What you should do »
From the entries below, gather each line containing the word "wystawy".
=== Data provided ===
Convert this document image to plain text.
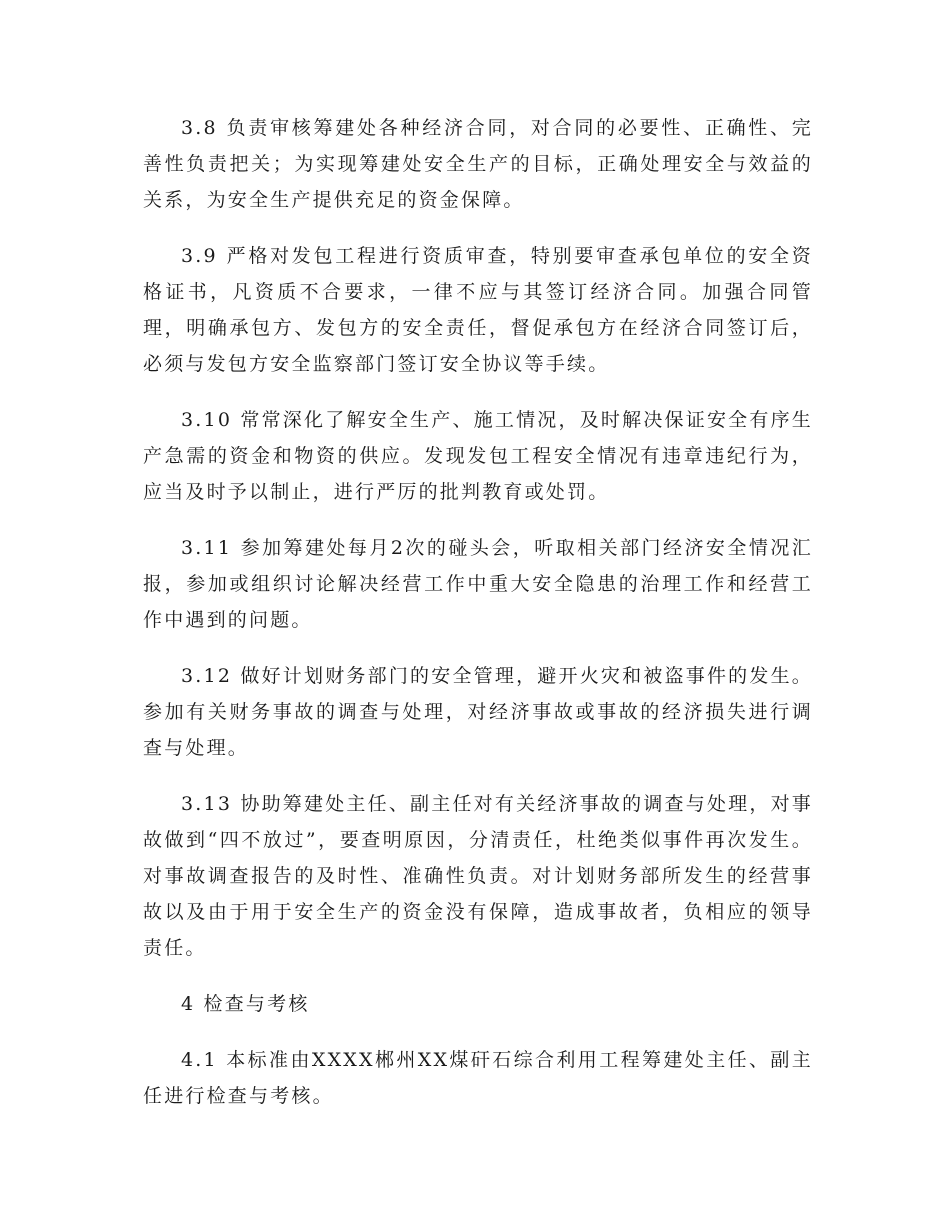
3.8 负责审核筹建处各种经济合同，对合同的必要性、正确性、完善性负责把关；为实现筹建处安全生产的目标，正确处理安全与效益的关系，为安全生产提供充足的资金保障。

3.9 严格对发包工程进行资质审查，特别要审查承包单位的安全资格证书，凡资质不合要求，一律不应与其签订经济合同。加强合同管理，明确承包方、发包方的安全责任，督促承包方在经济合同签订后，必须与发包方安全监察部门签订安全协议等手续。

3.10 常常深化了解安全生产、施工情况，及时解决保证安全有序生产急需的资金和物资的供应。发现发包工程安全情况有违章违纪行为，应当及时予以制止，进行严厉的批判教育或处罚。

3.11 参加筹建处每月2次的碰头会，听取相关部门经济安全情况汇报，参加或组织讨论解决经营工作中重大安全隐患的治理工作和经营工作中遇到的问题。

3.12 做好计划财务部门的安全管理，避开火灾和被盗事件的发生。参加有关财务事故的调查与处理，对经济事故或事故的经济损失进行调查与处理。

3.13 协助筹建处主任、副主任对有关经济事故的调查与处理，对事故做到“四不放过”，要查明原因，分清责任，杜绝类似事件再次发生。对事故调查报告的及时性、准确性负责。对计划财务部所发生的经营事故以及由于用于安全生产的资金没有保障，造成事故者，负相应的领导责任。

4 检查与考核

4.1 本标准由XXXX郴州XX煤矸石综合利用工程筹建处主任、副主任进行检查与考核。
===
=== Data provided ===
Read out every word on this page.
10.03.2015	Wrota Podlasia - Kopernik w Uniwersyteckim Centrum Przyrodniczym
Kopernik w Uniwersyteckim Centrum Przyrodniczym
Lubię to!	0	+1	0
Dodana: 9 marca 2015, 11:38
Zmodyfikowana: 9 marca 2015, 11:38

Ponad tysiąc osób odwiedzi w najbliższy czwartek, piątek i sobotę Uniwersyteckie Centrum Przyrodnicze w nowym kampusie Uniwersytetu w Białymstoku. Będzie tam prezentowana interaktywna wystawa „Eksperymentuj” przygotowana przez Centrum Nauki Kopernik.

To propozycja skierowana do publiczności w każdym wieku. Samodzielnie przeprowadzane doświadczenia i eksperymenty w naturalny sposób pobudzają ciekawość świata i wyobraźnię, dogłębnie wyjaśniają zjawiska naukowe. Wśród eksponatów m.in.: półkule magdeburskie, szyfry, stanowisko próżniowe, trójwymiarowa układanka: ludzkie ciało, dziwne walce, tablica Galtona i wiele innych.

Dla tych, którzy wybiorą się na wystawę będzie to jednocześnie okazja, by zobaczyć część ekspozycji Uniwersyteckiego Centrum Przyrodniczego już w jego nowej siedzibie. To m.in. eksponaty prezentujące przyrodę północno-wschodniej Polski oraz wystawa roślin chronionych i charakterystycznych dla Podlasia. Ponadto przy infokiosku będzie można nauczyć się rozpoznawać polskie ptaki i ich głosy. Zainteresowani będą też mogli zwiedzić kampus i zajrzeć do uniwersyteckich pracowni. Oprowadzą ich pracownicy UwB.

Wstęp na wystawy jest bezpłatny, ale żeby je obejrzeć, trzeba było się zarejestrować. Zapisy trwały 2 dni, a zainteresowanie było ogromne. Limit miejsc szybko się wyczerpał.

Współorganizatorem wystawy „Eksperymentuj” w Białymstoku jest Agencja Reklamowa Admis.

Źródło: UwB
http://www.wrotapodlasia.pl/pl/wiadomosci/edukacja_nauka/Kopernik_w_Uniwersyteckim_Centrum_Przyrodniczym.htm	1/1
===
Final answer »
Wstęp na wystawy jest bezpłatny, ale żeby je obejrzeć, trzeba było się zarejestrować. Zapisy trwały 2 dni, a zainteresowanie było ogromne. Limit miejsc szybko się wyczerpał.
Współorganizatorem wystawy „Eksperymentuj” w Białymstoku jest Agencja Reklamowa Admis.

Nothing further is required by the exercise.